Task objective. Copy out every line that contains the word "Vertical".

[Collected data]

------------------------------

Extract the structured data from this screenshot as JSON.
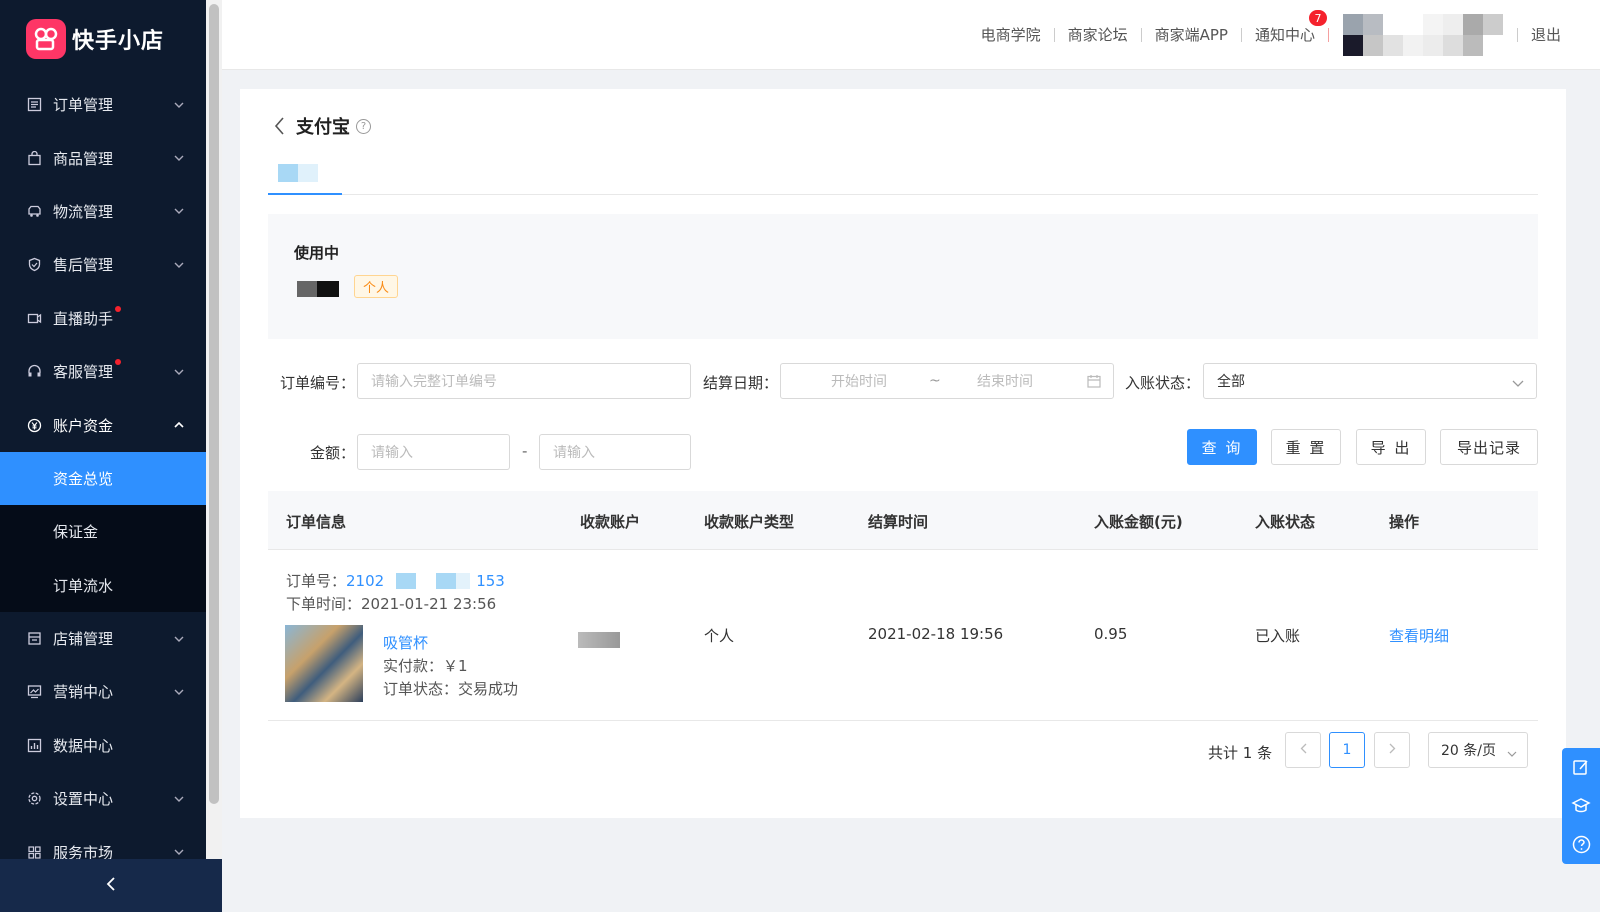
{
  "brand": {
    "name": "快手小店"
  },
  "sidebar": {
    "items": [
      {
        "label": "订单管理",
        "icon": "order-icon"
      },
      {
        "label": "商品管理",
        "icon": "bag-icon"
      },
      {
        "label": "物流管理",
        "icon": "truck-icon"
      },
      {
        "label": "售后管理",
        "icon": "shield-icon"
      },
      {
        "label": "直播助手",
        "icon": "video-icon"
      },
      {
        "label": "客服管理",
        "icon": "headset-icon"
      },
      {
        "label": "账户资金",
        "icon": "yen-icon"
      },
      {
        "label": "店铺管理",
        "icon": "store-icon"
      },
      {
        "label": "营销中心",
        "icon": "chart-icon"
      },
      {
        "label": "数据中心",
        "icon": "bar-chart-icon"
      },
      {
        "label": "设置中心",
        "icon": "gear-icon"
      },
      {
        "label": "服务市场",
        "icon": "grid-icon"
      }
    ],
    "sub_items": [
      {
        "label": "资金总览"
      },
      {
        "label": "保证金"
      },
      {
        "label": "订单流水"
      }
    ]
  },
  "header": {
    "links": [
      "电商学院",
      "商家论坛",
      "商家端APP",
      "通知中心"
    ],
    "notification_count": "7",
    "logout": "退出"
  },
  "page": {
    "title": "支付宝",
    "status_label": "使用中",
    "account_type_tag": "个人"
  },
  "filters": {
    "order_no_label": "订单编号：",
    "order_no_placeholder": "请输入完整订单编号",
    "settle_date_label": "结算日期：",
    "start_placeholder": "开始时间",
    "range_sep": "~",
    "end_placeholder": "结束时间",
    "status_label": "入账状态：",
    "status_value": "全部",
    "amount_label": "金额：",
    "amount_min_placeholder": "请输入",
    "amount_sep": "-",
    "amount_max_placeholder": "请输入"
  },
  "buttons": {
    "query": "查 询",
    "reset": "重 置",
    "export": "导 出",
    "export_records": "导出记录"
  },
  "table": {
    "headers": [
      "订单信息",
      "收款账户",
      "收款账户类型",
      "结算时间",
      "入账金额(元)",
      "入账状态",
      "操作"
    ],
    "rows": [
      {
        "order_no_label": "订单号：",
        "order_no_prefix": "2102",
        "order_no_suffix": "153",
        "order_time": "下单时间：2021-01-21 23:56",
        "product_name": "吸管杯",
        "paid": "实付款：￥1",
        "order_status": "订单状态：交易成功",
        "account_type": "个人",
        "settle_time": "2021-02-18 19:56",
        "amount": "0.95",
        "status": "已入账",
        "action": "查看明细"
      }
    ]
  },
  "pagination": {
    "total": "共计 1 条",
    "current": "1",
    "page_size": "20 条/页"
  }
}
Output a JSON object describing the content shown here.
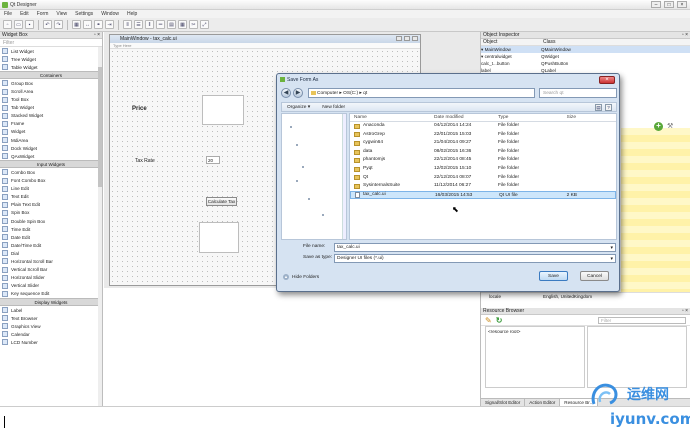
{
  "window": {
    "title": "Qt Designer",
    "controls": [
      "–",
      "□",
      "×"
    ]
  },
  "menubar": [
    "File",
    "Edit",
    "Form",
    "View",
    "Settings",
    "Window",
    "Help"
  ],
  "widget_box": {
    "title": "Widget Box",
    "filter_placeholder": "Filter",
    "items": [
      {
        "kind": "item",
        "label": "List Widget"
      },
      {
        "kind": "item",
        "label": "Tree Widget"
      },
      {
        "kind": "item",
        "label": "Table Widget"
      },
      {
        "kind": "cat",
        "label": "Containers"
      },
      {
        "kind": "item",
        "label": "Group Box"
      },
      {
        "kind": "item",
        "label": "Scroll Area"
      },
      {
        "kind": "item",
        "label": "Tool Box"
      },
      {
        "kind": "item",
        "label": "Tab Widget"
      },
      {
        "kind": "item",
        "label": "Stacked Widget"
      },
      {
        "kind": "item",
        "label": "Frame"
      },
      {
        "kind": "item",
        "label": "Widget"
      },
      {
        "kind": "item",
        "label": "MdiArea"
      },
      {
        "kind": "item",
        "label": "Dock Widget"
      },
      {
        "kind": "item",
        "label": "QAxWidget"
      },
      {
        "kind": "cat",
        "label": "Input Widgets"
      },
      {
        "kind": "item",
        "label": "Combo Box"
      },
      {
        "kind": "item",
        "label": "Font Combo Box"
      },
      {
        "kind": "item",
        "label": "Line Edit"
      },
      {
        "kind": "item",
        "label": "Text Edit"
      },
      {
        "kind": "item",
        "label": "Plain Text Edit"
      },
      {
        "kind": "item",
        "label": "Spin Box"
      },
      {
        "kind": "item",
        "label": "Double Spin Box"
      },
      {
        "kind": "item",
        "label": "Time Edit"
      },
      {
        "kind": "item",
        "label": "Date Edit"
      },
      {
        "kind": "item",
        "label": "Date/Time Edit"
      },
      {
        "kind": "item",
        "label": "Dial"
      },
      {
        "kind": "item",
        "label": "Horizontal Scroll Bar"
      },
      {
        "kind": "item",
        "label": "Vertical Scroll Bar"
      },
      {
        "kind": "item",
        "label": "Horizontal Slider"
      },
      {
        "kind": "item",
        "label": "Vertical Slider"
      },
      {
        "kind": "item",
        "label": "Key sequence Edit"
      },
      {
        "kind": "cat",
        "label": "Display Widgets"
      },
      {
        "kind": "item",
        "label": "Label"
      },
      {
        "kind": "item",
        "label": "Text Browser"
      },
      {
        "kind": "item",
        "label": "Graphics View"
      },
      {
        "kind": "item",
        "label": "Calendar"
      },
      {
        "kind": "item",
        "label": "LCD Number"
      }
    ]
  },
  "form_window": {
    "title": "MainWindow - tax_calc.ui",
    "menu_hint": "Type Here",
    "price_label": "Price",
    "tax_label": "Tax Rate",
    "tax_value": "20",
    "calc_button": "Calculate Tax"
  },
  "object_inspector": {
    "title": "Object Inspector",
    "columns": [
      "Object",
      "Class"
    ],
    "rows": [
      {
        "obj": "▾ MainWindow",
        "cls": "QMainWindow"
      },
      {
        "obj": "  ▾ centralwidget",
        "cls": "QWidget"
      },
      {
        "obj": "     calc_t...button",
        "cls": "QPushButton"
      },
      {
        "obj": "     label",
        "cls": "QLabel"
      }
    ]
  },
  "property_editor": {
    "locale_label": "locale",
    "locale_value": "English, UnitedKingdom"
  },
  "resource_browser": {
    "title": "Resource Browser",
    "filter_placeholder": "Filter",
    "root": "<resource root>",
    "tabs": [
      "Signal/Slot Editor",
      "Action Editor",
      "Resource Br..."
    ]
  },
  "save_dialog": {
    "title": "Save Form As",
    "address": [
      "Computer",
      "OS(C:)",
      "qt"
    ],
    "search_placeholder": "Search qt",
    "organize": "Organize ▾",
    "new_folder": "New folder",
    "columns": [
      "Name",
      "Date modified",
      "Type",
      "Size"
    ],
    "files": [
      {
        "name": "Anaconda",
        "date": "04/12/2014 14:24",
        "type": "File folder",
        "size": "",
        "folder": true
      },
      {
        "name": "AstroGrep",
        "date": "22/01/2015 15:03",
        "type": "File folder",
        "size": "",
        "folder": true
      },
      {
        "name": "cygwin64",
        "date": "21/04/2014 09:27",
        "type": "File folder",
        "size": "",
        "folder": true
      },
      {
        "name": "data",
        "date": "08/02/2015 16:36",
        "type": "File folder",
        "size": "",
        "folder": true
      },
      {
        "name": "phantomjs",
        "date": "22/12/2014 08:45",
        "type": "File folder",
        "size": "",
        "folder": true
      },
      {
        "name": "Pyqt",
        "date": "12/02/2015 15:10",
        "type": "File folder",
        "size": "",
        "folder": true
      },
      {
        "name": "Qt",
        "date": "22/12/2014 08:07",
        "type": "File folder",
        "size": "",
        "folder": true
      },
      {
        "name": "SysinternalsSuite",
        "date": "11/12/2014 06:27",
        "type": "File folder",
        "size": "",
        "folder": true
      },
      {
        "name": "tax_calc.ui",
        "date": "16/03/2015 14:53",
        "type": "Qt UI file",
        "size": "2 KB",
        "folder": false
      }
    ],
    "filename_label": "File name:",
    "filename_value": "tax_calc.ui",
    "saveas_label": "Save as type:",
    "saveas_value": "Designer UI files (*.ui)",
    "hide_folders": "Hide Folders",
    "save_button": "Save",
    "cancel_button": "Cancel"
  },
  "watermark": {
    "line1": "运维网",
    "line2": "iyunv.com"
  },
  "colors": {
    "dialog_bg": "#d6e3f2",
    "accent": "#3a8fe0",
    "property_yellow": "#fff8c8"
  }
}
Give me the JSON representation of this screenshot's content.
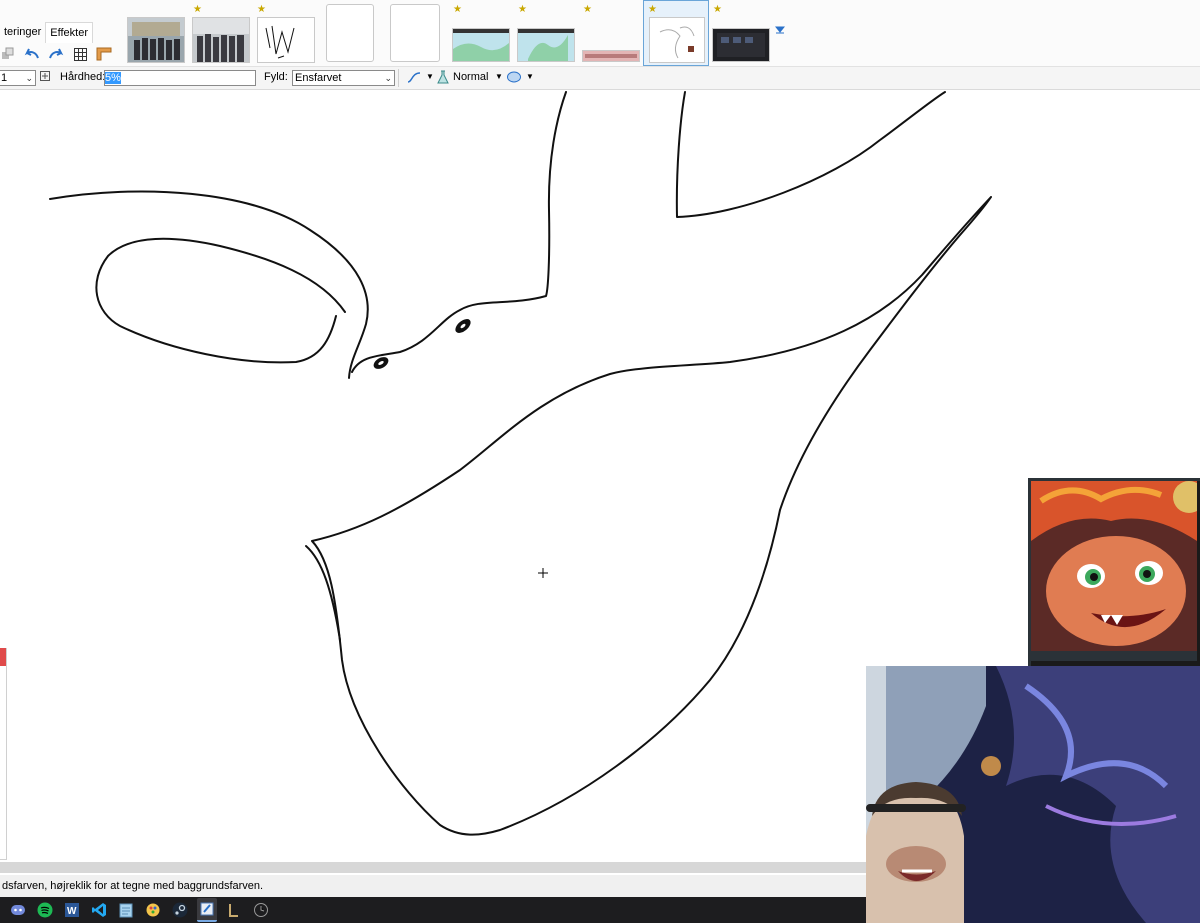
{
  "menu": {
    "items": [
      "teringer",
      "Effekter"
    ]
  },
  "colors": {
    "accent": "#3399ff",
    "canvas": "#ffffff",
    "taskbar": "#1d1d1f",
    "active_thumb": "#6aa5d8"
  },
  "thumbnails": [
    {
      "name": "photo-group-building",
      "starred": false
    },
    {
      "name": "photo-group-street",
      "starred": true
    },
    {
      "name": "sketch-strokes",
      "starred": true
    },
    {
      "name": "blank-canvas-1",
      "starred": false
    },
    {
      "name": "blank-canvas-2",
      "starred": false
    },
    {
      "name": "map-view-1",
      "starred": true
    },
    {
      "name": "map-view-2",
      "starred": true
    },
    {
      "name": "strip-image",
      "starred": true
    },
    {
      "name": "current-drawing",
      "starred": true,
      "active": true
    },
    {
      "name": "desktop-screenshot",
      "starred": true
    }
  ],
  "options": {
    "size_value": "1",
    "hardness_label": "Hårdhed:",
    "hardness_value": "5%",
    "fill_label": "Fyld:",
    "fill_value": "Ensfarvet",
    "blend_mode": "Normal"
  },
  "status": {
    "text": "dsfarven, højreklik for at tegne med baggrundsfarven."
  },
  "taskbar": {
    "icons": [
      "discord-icon",
      "spotify-icon",
      "word-icon",
      "vscode-icon",
      "notepad-icon",
      "paint-icon-2",
      "steam-icon",
      "paintdotnet-icon",
      "league-icon",
      "clock-icon"
    ]
  }
}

------------------------------

Result below.
        "label": "Vertical Scroll Bar"
        "label": "Vertical Slider"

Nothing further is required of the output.